**Work to be completed**
Go through the lines below and copy each one that holds the string "primary".

Figure data in JSON:
## Begin

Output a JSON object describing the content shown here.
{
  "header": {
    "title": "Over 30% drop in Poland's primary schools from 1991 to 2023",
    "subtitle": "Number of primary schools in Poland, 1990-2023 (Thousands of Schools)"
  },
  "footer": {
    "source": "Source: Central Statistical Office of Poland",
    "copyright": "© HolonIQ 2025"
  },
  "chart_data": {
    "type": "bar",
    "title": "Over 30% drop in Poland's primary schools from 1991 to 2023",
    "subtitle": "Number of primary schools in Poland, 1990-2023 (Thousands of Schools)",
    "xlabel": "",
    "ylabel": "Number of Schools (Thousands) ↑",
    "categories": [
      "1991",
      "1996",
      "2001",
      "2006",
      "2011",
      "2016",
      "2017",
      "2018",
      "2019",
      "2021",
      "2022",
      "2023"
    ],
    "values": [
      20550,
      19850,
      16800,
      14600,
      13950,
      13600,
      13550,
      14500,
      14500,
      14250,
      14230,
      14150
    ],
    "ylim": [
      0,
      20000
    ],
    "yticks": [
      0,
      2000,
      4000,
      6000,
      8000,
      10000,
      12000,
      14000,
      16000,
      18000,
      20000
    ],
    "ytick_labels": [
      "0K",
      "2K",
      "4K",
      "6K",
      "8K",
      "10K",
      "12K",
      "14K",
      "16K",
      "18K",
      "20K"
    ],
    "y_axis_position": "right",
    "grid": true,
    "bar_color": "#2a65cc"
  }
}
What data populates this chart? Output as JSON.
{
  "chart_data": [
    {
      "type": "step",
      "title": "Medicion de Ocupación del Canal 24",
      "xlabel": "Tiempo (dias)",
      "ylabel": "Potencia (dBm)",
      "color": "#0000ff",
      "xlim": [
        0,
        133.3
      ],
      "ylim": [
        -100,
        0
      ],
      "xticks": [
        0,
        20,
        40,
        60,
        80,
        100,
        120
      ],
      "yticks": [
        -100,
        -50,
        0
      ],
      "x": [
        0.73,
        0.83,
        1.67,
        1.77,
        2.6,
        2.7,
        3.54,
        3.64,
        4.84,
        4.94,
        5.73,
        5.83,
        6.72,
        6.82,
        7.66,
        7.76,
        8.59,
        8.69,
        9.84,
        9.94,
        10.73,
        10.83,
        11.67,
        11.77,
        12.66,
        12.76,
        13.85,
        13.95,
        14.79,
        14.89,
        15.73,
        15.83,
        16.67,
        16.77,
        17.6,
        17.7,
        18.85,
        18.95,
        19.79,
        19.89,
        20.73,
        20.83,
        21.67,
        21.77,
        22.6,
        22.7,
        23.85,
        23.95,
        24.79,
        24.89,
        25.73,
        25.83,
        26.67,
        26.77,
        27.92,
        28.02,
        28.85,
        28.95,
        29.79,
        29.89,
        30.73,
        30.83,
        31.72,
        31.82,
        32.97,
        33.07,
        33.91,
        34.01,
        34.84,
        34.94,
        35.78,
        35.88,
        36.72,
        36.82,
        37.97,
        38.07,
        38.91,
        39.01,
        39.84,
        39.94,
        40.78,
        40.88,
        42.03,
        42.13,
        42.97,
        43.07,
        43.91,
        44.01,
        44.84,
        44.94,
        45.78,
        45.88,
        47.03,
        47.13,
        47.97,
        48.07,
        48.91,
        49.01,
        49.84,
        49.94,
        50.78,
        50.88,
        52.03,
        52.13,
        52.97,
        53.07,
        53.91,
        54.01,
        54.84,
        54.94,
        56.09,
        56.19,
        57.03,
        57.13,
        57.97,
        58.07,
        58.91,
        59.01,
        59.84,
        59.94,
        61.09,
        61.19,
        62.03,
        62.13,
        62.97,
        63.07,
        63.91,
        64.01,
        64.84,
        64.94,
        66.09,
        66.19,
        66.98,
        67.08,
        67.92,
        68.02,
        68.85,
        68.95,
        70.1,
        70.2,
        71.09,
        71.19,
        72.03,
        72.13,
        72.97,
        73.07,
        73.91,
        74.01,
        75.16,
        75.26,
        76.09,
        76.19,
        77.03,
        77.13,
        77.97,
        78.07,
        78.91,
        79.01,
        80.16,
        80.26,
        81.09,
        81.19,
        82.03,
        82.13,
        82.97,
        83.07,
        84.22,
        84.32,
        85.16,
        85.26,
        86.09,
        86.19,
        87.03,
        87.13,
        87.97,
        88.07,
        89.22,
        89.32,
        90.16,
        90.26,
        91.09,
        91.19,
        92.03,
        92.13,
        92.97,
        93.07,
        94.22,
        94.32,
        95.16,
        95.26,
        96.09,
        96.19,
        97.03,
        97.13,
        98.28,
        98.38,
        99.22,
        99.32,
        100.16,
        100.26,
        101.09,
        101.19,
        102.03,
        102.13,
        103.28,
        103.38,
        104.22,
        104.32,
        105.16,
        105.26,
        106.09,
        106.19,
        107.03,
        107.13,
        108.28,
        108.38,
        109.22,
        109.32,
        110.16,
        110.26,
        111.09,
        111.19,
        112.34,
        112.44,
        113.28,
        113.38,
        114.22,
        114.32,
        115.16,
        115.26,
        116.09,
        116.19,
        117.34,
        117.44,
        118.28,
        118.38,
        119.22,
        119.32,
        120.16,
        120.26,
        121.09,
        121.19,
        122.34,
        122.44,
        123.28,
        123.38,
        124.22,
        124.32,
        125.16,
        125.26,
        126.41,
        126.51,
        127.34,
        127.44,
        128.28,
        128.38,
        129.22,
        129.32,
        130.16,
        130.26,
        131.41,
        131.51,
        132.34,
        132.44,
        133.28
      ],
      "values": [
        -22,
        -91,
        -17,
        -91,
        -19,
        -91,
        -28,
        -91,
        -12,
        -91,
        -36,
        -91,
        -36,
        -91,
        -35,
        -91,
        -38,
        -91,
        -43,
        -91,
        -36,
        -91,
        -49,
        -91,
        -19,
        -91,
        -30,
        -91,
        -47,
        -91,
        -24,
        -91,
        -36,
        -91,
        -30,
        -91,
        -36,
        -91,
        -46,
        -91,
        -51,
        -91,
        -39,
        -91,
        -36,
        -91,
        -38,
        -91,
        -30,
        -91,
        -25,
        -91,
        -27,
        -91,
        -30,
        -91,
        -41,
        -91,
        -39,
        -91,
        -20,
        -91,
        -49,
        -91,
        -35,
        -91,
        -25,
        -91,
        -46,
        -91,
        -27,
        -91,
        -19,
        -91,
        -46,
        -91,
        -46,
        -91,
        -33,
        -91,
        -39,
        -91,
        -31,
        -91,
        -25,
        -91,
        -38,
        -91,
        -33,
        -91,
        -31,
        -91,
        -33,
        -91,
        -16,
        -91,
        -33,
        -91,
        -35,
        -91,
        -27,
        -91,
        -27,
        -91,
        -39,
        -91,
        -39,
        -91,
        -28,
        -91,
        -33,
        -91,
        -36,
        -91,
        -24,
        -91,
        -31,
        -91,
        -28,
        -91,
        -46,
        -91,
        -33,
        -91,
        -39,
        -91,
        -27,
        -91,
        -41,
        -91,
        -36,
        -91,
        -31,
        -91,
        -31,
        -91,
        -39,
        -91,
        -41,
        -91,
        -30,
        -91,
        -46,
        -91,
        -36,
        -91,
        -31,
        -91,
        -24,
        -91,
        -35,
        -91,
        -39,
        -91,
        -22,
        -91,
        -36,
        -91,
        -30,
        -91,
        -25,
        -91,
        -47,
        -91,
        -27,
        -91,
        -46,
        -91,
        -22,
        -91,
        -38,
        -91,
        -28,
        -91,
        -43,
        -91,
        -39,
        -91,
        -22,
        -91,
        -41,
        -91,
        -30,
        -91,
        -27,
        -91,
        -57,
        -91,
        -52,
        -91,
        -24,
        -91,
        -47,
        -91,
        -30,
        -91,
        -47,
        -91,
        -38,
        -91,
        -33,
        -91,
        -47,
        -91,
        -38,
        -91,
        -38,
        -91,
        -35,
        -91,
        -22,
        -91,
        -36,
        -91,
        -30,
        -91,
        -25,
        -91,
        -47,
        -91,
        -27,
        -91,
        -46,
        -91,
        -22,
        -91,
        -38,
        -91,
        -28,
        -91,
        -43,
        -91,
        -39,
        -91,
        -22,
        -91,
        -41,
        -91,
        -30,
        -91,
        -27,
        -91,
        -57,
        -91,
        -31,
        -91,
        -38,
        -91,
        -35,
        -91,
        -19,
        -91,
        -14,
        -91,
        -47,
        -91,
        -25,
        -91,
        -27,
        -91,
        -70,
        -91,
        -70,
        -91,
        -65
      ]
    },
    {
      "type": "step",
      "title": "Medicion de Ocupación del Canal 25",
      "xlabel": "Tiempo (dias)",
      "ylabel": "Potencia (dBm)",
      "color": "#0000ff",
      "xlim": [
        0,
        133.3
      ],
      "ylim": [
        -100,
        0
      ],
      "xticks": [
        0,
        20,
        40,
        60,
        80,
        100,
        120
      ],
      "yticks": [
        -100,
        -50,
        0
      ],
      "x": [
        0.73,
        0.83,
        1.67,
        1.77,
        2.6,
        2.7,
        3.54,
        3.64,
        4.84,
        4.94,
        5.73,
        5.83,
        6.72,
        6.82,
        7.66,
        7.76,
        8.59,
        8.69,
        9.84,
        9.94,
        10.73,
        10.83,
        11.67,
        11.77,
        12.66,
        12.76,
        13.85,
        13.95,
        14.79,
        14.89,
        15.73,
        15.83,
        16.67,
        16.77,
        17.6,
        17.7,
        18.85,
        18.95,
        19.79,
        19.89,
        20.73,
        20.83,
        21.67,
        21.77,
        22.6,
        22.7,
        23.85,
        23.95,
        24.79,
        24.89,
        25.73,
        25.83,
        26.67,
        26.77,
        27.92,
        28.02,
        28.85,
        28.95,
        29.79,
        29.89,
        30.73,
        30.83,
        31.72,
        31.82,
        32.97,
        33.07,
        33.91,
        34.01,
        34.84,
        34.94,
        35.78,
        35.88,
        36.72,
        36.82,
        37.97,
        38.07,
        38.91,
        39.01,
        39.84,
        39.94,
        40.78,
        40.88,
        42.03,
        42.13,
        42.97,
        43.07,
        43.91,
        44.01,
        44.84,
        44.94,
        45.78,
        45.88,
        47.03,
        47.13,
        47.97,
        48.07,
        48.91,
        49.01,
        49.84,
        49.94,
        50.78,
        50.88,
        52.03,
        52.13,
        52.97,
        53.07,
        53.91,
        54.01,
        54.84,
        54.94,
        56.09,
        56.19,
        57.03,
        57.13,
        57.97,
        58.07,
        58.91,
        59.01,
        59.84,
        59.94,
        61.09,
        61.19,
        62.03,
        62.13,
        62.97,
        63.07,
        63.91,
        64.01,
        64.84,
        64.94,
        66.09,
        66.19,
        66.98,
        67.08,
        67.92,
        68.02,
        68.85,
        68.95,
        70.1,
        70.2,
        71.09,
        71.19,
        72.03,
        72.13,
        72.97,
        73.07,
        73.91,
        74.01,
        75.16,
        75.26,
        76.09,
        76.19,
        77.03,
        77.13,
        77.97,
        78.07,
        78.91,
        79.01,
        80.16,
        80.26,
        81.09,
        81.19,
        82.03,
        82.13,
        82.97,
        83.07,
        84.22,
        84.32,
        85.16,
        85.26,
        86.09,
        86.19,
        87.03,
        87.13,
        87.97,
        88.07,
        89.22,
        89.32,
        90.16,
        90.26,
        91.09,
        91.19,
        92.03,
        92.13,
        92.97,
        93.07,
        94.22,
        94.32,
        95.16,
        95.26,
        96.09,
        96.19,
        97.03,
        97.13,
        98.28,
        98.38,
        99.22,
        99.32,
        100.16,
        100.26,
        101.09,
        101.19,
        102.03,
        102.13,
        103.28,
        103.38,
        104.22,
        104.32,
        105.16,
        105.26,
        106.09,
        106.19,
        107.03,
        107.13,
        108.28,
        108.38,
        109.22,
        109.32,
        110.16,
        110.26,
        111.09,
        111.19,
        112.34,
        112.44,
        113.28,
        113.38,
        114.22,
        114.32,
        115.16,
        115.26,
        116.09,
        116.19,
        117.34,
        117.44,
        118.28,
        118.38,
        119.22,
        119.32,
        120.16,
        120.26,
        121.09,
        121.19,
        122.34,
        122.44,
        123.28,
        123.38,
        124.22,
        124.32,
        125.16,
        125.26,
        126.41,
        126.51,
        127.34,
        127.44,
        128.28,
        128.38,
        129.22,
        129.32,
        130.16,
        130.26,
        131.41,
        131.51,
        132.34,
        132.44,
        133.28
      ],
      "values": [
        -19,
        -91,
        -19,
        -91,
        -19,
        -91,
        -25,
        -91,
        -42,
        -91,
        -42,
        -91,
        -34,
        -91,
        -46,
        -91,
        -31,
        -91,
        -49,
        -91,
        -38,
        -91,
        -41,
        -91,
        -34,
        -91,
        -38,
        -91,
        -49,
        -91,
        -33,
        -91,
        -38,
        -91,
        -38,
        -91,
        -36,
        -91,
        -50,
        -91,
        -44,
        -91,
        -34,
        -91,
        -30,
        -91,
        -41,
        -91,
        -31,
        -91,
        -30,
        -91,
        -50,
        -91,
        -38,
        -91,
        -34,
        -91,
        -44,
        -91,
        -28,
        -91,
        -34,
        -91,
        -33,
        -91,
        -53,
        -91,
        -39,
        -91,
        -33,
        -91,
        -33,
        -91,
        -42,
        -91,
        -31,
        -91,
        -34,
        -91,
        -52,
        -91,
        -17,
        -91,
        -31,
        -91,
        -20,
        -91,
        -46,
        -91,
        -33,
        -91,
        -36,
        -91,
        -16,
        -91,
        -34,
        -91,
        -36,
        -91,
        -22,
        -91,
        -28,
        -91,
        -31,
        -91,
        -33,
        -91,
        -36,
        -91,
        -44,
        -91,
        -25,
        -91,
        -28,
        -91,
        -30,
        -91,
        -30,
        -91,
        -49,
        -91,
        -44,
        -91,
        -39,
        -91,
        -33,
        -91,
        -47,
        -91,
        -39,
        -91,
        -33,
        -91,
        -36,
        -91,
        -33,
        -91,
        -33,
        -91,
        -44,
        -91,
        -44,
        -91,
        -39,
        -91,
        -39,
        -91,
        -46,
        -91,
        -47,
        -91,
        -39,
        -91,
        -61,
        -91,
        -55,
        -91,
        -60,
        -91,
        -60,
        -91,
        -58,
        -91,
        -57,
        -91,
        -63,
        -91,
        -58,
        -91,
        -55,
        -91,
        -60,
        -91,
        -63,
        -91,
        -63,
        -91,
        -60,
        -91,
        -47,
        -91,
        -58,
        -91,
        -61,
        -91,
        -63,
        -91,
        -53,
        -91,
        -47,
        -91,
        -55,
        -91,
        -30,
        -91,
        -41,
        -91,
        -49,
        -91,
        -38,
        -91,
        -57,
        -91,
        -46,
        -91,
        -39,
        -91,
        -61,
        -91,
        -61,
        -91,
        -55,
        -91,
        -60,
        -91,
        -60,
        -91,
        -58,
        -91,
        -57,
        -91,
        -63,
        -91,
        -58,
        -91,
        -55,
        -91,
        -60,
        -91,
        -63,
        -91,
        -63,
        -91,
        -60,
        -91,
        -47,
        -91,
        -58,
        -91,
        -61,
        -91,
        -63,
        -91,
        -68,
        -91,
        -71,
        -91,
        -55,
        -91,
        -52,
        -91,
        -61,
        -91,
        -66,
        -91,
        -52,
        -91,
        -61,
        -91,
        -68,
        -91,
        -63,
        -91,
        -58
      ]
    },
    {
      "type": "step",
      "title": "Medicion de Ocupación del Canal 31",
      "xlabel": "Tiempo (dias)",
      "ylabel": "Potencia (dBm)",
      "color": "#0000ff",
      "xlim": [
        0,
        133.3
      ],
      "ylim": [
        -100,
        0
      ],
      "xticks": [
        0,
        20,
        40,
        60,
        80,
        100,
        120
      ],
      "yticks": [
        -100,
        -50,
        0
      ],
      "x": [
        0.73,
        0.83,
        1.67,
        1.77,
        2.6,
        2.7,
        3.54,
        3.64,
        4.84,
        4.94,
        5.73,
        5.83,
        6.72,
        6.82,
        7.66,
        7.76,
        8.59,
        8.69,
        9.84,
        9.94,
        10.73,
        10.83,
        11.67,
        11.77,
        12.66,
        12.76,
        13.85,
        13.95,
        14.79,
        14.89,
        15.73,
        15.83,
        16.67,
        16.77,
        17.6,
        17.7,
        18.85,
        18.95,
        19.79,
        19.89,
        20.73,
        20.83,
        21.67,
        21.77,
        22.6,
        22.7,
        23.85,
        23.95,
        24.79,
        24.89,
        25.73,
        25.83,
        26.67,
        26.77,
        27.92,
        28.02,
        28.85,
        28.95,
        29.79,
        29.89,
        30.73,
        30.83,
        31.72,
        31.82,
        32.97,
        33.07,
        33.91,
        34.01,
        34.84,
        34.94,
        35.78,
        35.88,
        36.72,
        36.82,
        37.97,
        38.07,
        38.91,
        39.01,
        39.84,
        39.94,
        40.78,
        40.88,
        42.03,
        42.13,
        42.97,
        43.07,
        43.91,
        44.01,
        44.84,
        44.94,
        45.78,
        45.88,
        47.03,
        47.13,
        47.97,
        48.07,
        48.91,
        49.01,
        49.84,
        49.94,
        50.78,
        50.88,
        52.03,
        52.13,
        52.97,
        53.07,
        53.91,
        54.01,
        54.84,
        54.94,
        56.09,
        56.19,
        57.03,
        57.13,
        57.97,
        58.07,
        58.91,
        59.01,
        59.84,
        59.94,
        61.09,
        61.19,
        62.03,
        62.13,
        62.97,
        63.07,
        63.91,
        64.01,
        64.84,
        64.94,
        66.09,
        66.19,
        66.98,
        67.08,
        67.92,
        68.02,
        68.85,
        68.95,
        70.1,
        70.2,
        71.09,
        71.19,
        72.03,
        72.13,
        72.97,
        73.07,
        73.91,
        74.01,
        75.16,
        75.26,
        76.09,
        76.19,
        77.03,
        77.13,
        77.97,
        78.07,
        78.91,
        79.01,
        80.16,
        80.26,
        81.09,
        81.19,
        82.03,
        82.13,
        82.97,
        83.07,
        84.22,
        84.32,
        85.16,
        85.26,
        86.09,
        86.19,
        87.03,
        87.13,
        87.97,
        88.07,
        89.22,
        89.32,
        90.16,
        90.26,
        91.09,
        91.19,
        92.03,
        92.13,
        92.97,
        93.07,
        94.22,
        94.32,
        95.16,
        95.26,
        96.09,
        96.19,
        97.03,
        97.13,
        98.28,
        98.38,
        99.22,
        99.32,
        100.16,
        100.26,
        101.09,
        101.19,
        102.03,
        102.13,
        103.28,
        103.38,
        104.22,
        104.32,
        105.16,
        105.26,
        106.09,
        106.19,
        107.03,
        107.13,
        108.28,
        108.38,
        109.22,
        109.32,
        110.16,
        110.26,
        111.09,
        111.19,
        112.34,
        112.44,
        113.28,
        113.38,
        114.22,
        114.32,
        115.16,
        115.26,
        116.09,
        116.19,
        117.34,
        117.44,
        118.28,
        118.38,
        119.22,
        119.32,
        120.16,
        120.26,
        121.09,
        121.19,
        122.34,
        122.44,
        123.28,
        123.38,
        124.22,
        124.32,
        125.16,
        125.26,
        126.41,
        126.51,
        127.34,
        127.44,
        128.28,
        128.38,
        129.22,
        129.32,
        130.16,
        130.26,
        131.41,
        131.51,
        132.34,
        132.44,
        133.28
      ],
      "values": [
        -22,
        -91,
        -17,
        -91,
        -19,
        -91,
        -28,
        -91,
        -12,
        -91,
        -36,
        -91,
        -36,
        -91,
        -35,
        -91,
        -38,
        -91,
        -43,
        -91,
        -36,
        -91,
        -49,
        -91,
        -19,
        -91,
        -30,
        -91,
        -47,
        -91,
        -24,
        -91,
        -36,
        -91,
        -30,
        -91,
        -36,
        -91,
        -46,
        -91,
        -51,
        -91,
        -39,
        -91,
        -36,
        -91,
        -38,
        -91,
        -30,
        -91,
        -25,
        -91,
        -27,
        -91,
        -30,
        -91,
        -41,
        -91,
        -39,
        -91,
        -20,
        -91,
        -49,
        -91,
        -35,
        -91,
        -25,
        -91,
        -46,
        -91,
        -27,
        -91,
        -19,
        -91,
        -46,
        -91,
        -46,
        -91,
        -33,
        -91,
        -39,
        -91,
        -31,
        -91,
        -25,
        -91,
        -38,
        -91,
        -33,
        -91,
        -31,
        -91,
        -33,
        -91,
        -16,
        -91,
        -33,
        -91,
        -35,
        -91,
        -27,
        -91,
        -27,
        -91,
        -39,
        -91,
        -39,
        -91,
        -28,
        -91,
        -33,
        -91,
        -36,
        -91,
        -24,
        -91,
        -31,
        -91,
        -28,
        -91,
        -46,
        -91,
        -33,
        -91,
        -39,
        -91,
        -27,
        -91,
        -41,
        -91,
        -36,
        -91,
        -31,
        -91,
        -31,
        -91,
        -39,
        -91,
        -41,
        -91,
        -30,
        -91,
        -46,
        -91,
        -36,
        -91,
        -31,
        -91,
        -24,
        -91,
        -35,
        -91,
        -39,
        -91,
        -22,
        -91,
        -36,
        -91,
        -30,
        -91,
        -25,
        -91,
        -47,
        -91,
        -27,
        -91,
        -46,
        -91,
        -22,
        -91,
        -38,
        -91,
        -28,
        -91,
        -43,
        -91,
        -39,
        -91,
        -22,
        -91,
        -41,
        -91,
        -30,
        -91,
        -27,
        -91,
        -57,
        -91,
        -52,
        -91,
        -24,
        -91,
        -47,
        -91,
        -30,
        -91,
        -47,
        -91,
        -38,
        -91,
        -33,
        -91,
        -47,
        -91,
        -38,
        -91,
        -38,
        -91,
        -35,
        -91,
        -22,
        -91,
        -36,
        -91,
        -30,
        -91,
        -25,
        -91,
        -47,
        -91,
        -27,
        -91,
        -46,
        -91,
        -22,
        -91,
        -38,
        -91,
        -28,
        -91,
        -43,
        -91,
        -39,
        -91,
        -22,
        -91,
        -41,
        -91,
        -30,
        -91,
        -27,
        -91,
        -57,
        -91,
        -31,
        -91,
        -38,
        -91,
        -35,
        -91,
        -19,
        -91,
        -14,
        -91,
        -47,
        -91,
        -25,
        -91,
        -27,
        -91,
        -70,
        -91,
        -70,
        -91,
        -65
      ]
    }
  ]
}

## End

**Worked solution**
    "title": "Over 30% drop in Poland's primary schools from 1991 to 2023",
    "subtitle": "Number of primary schools in Poland, 1990-2023 (Thousands of Schools)"
    "title": "Over 30% drop in Poland's primary schools from 1991 to 2023",
    "subtitle": "Number of primary schools in Poland, 1990-2023 (Thousands of Schools)",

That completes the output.